## start
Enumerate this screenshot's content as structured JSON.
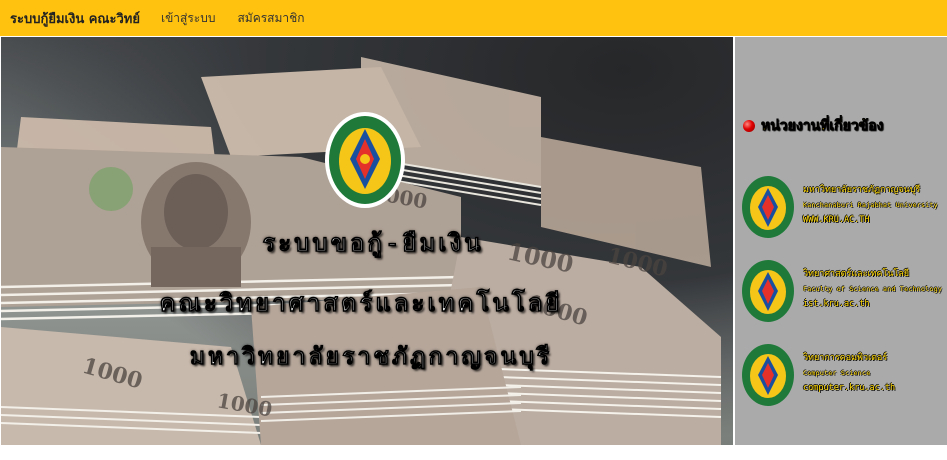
{
  "navbar": {
    "brand": "ระบบกู้ยืมเงิน คณะวิทย์",
    "links": [
      "เข้าสู่ระบบ",
      "สมัครสมาชิก"
    ]
  },
  "hero": {
    "line1": "ระบบขอกู้-ยืมเงิน",
    "line2": "คณะวิทยาศาสตร์และเทคโนโลยี",
    "line3": "มหาวิทยาลัยราชภัฏกาญจนบุรี",
    "banknote_value": "1000",
    "icons": [
      "university-seal-icon"
    ]
  },
  "sidebar": {
    "title": "หน่วยงานที่เกี่ยวข้อง",
    "agencies": [
      {
        "name_th": "มหาวิทยาลัยราชภัฏกาญจนบุรี",
        "name_en": "Kanchanaburi Rajabhat University",
        "url": "WWW.KRU.AC.TH"
      },
      {
        "name_th": "วิทยาศาสตร์และเทคโนโลยี",
        "name_en": "Faculty of Science and Technology",
        "url": "ist.kru.ac.th"
      },
      {
        "name_th": "วิทยาการคอมพิวเตอร์",
        "name_en": "Computer Science",
        "url": "computer.kru.ac.th"
      }
    ]
  },
  "colors": {
    "navbar": "#ffc20e",
    "sidebar": "#aaaaaa",
    "sidebar_text": "#ffd700",
    "bullet": "#e00000"
  }
}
## end
> WHAT THE EXERCISE ASKS
Output the entries above exactly. Drop the pictures.

> SOLUTION TO THIS EXERCISE
Enumerate this screenshot's content as structured JSON.
{
  "navbar": {
    "brand": "ระบบกู้ยืมเงิน คณะวิทย์",
    "links": [
      "เข้าสู่ระบบ",
      "สมัครสมาชิก"
    ]
  },
  "hero": {
    "line1": "ระบบขอกู้-ยืมเงิน",
    "line2": "คณะวิทยาศาสตร์และเทคโนโลยี",
    "line3": "มหาวิทยาลัยราชภัฏกาญจนบุรี",
    "banknote_value": "1000",
    "icons": [
      "university-seal-icon"
    ]
  },
  "sidebar": {
    "title": "หน่วยงานที่เกี่ยวข้อง",
    "agencies": [
      {
        "name_th": "มหาวิทยาลัยราชภัฏกาญจนบุรี",
        "name_en": "Kanchanaburi Rajabhat University",
        "url": "WWW.KRU.AC.TH"
      },
      {
        "name_th": "วิทยาศาสตร์และเทคโนโลยี",
        "name_en": "Faculty of Science and Technology",
        "url": "ist.kru.ac.th"
      },
      {
        "name_th": "วิทยาการคอมพิวเตอร์",
        "name_en": "Computer Science",
        "url": "computer.kru.ac.th"
      }
    ]
  },
  "colors": {
    "navbar": "#ffc20e",
    "sidebar": "#aaaaaa",
    "sidebar_text": "#ffd700",
    "bullet": "#e00000"
  }
}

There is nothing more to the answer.